— Data entries —
--- BEGIN ---
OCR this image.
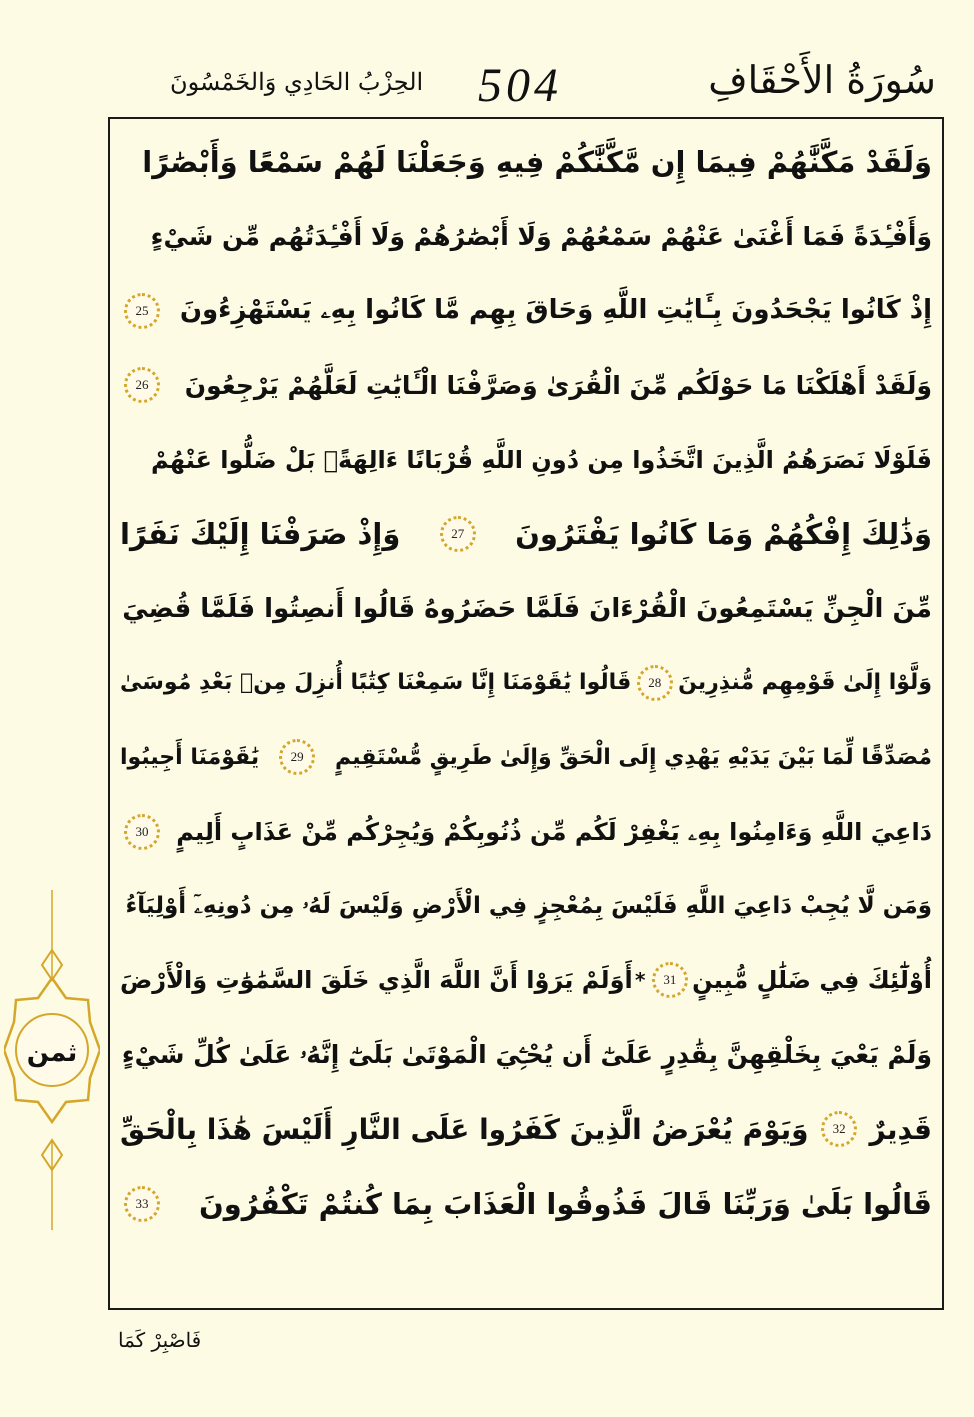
سُورَةُ الأَحْقَافِ
504
الحِزْبُ الحَادِي وَالخَمْسُونَ
وَلَقَدْ مَكَّنَّٰهُمْ فِيمَا إِن مَّكَّنَّٰكُمْ فِيهِ وَجَعَلْنَا لَهُمْ سَمْعًا وَأَبْصَٰرًا
وَأَفْـِٔدَةً فَمَا أَغْنَىٰ عَنْهُمْ سَمْعُهُمْ وَلَا أَبْصَٰرُهُمْ وَلَا أَفْـِٔدَتُهُم مِّن شَيْءٍ
إِذْ كَانُوا يَجْحَدُونَ بِـَٔايَٰتِ اللَّهِ وَحَاقَ بِهِم مَّا كَانُوا بِهِۦ يَسْتَهْزِءُونَ
25
وَلَقَدْ أَهْلَكْنَا مَا حَوْلَكُم مِّنَ الْقُرَىٰ وَصَرَّفْنَا الْـَٔايَٰتِ لَعَلَّهُمْ يَرْجِعُونَ
26
فَلَوْلَا نَصَرَهُمُ الَّذِينَ اتَّخَذُوا مِن دُونِ اللَّهِ قُرْبَانًا ءَالِهَةًۢ بَلْ ضَلُّوا عَنْهُمْ
وَذَٰلِكَ إِفْكُهُمْ وَمَا كَانُوا يَفْتَرُونَ
27
وَإِذْ صَرَفْنَا إِلَيْكَ نَفَرًا
مِّنَ الْجِنِّ يَسْتَمِعُونَ الْقُرْءَانَ فَلَمَّا حَضَرُوهُ قَالُوا أَنصِتُوا فَلَمَّا قُضِيَ
وَلَّوْا إِلَىٰ قَوْمِهِم مُّنذِرِينَ
28
قَالُوا يَٰقَوْمَنَا إِنَّا سَمِعْنَا كِتَٰبًا أُنزِلَ مِنۢ بَعْدِ مُوسَىٰ
مُصَدِّقًا لِّمَا بَيْنَ يَدَيْهِ يَهْدِي إِلَى الْحَقِّ وَإِلَىٰ طَرِيقٍ مُّسْتَقِيمٍ
29
يَٰقَوْمَنَا أَجِيبُوا
دَاعِيَ اللَّهِ وَءَامِنُوا بِهِۦ يَغْفِرْ لَكُم مِّن ذُنُوبِكُمْ وَيُجِرْكُم مِّنْ عَذَابٍ أَلِيمٍ
30
وَمَن لَّا يُجِبْ دَاعِيَ اللَّهِ فَلَيْسَ بِمُعْجِزٍ فِي الْأَرْضِ وَلَيْسَ لَهُۥ مِن دُونِهِۦٓ أَوْلِيَآءُ
أُوْلَٰٓئِكَ فِي ضَلَٰلٍ مُّبِينٍ
31
*
أَوَلَمْ يَرَوْا أَنَّ اللَّهَ الَّذِي خَلَقَ السَّمَٰوَٰتِ وَالْأَرْضَ
وَلَمْ يَعْيَ بِخَلْقِهِنَّ بِقَٰدِرٍ عَلَىٰٓ أَن يُحْـِۧيَ الْمَوْتَىٰ بَلَىٰٓ إِنَّهُۥ عَلَىٰ كُلِّ شَيْءٍ
قَدِيرٌ
32
وَيَوْمَ يُعْرَضُ الَّذِينَ كَفَرُوا عَلَى النَّارِ أَلَيْسَ هَٰذَا بِالْحَقِّ
قَالُوا بَلَىٰ وَرَبِّنَا قَالَ فَذُوقُوا الْعَذَابَ بِمَا كُنتُمْ تَكْفُرُونَ
33
ثمن
فَاصْبِرْ كَمَا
--- END ---
— TASK —
Without the pictures, repeat the listing above exactly.

— TASK OUTPUT —
OCR this image.
سُورَةُ الأَحْقَافِ
504
الحِزْبُ الحَادِي وَالخَمْسُونَ
وَلَقَدْ مَكَّنَّٰهُمْ فِيمَا إِن مَّكَّنَّٰكُمْ فِيهِ وَجَعَلْنَا لَهُمْ سَمْعًا وَأَبْصَٰرًا
وَأَفْـِٔدَةً فَمَا أَغْنَىٰ عَنْهُمْ سَمْعُهُمْ وَلَا أَبْصَٰرُهُمْ وَلَا أَفْـِٔدَتُهُم مِّن شَيْءٍ
إِذْ كَانُوا يَجْحَدُونَ بِـَٔايَٰتِ اللَّهِ وَحَاقَ بِهِم مَّا كَانُوا بِهِۦ يَسْتَهْزِءُونَ
25
وَلَقَدْ أَهْلَكْنَا مَا حَوْلَكُم مِّنَ الْقُرَىٰ وَصَرَّفْنَا الْـَٔايَٰتِ لَعَلَّهُمْ يَرْجِعُونَ
26
فَلَوْلَا نَصَرَهُمُ الَّذِينَ اتَّخَذُوا مِن دُونِ اللَّهِ قُرْبَانًا ءَالِهَةًۢ بَلْ ضَلُّوا عَنْهُمْ
وَذَٰلِكَ إِفْكُهُمْ وَمَا كَانُوا يَفْتَرُونَ
27
وَإِذْ صَرَفْنَا إِلَيْكَ نَفَرًا
مِّنَ الْجِنِّ يَسْتَمِعُونَ الْقُرْءَانَ فَلَمَّا حَضَرُوهُ قَالُوا أَنصِتُوا فَلَمَّا قُضِيَ
وَلَّوْا إِلَىٰ قَوْمِهِم مُّنذِرِينَ
28
قَالُوا يَٰقَوْمَنَا إِنَّا سَمِعْنَا كِتَٰبًا أُنزِلَ مِنۢ بَعْدِ مُوسَىٰ
مُصَدِّقًا لِّمَا بَيْنَ يَدَيْهِ يَهْدِي إِلَى الْحَقِّ وَإِلَىٰ طَرِيقٍ مُّسْتَقِيمٍ
29
يَٰقَوْمَنَا أَجِيبُوا
دَاعِيَ اللَّهِ وَءَامِنُوا بِهِۦ يَغْفِرْ لَكُم مِّن ذُنُوبِكُمْ وَيُجِرْكُم مِّنْ عَذَابٍ أَلِيمٍ
30
وَمَن لَّا يُجِبْ دَاعِيَ اللَّهِ فَلَيْسَ بِمُعْجِزٍ فِي الْأَرْضِ وَلَيْسَ لَهُۥ مِن دُونِهِۦٓ أَوْلِيَآءُ
أُوْلَٰٓئِكَ فِي ضَلَٰلٍ مُّبِينٍ
31
*
أَوَلَمْ يَرَوْا أَنَّ اللَّهَ الَّذِي خَلَقَ السَّمَٰوَٰتِ وَالْأَرْضَ
وَلَمْ يَعْيَ بِخَلْقِهِنَّ بِقَٰدِرٍ عَلَىٰٓ أَن يُحْـِۧيَ الْمَوْتَىٰ بَلَىٰٓ إِنَّهُۥ عَلَىٰ كُلِّ شَيْءٍ
قَدِيرٌ
32
وَيَوْمَ يُعْرَضُ الَّذِينَ كَفَرُوا عَلَى النَّارِ أَلَيْسَ هَٰذَا بِالْحَقِّ
قَالُوا بَلَىٰ وَرَبِّنَا قَالَ فَذُوقُوا الْعَذَابَ بِمَا كُنتُمْ تَكْفُرُونَ
33
ثمن
فَاصْبِرْ كَمَا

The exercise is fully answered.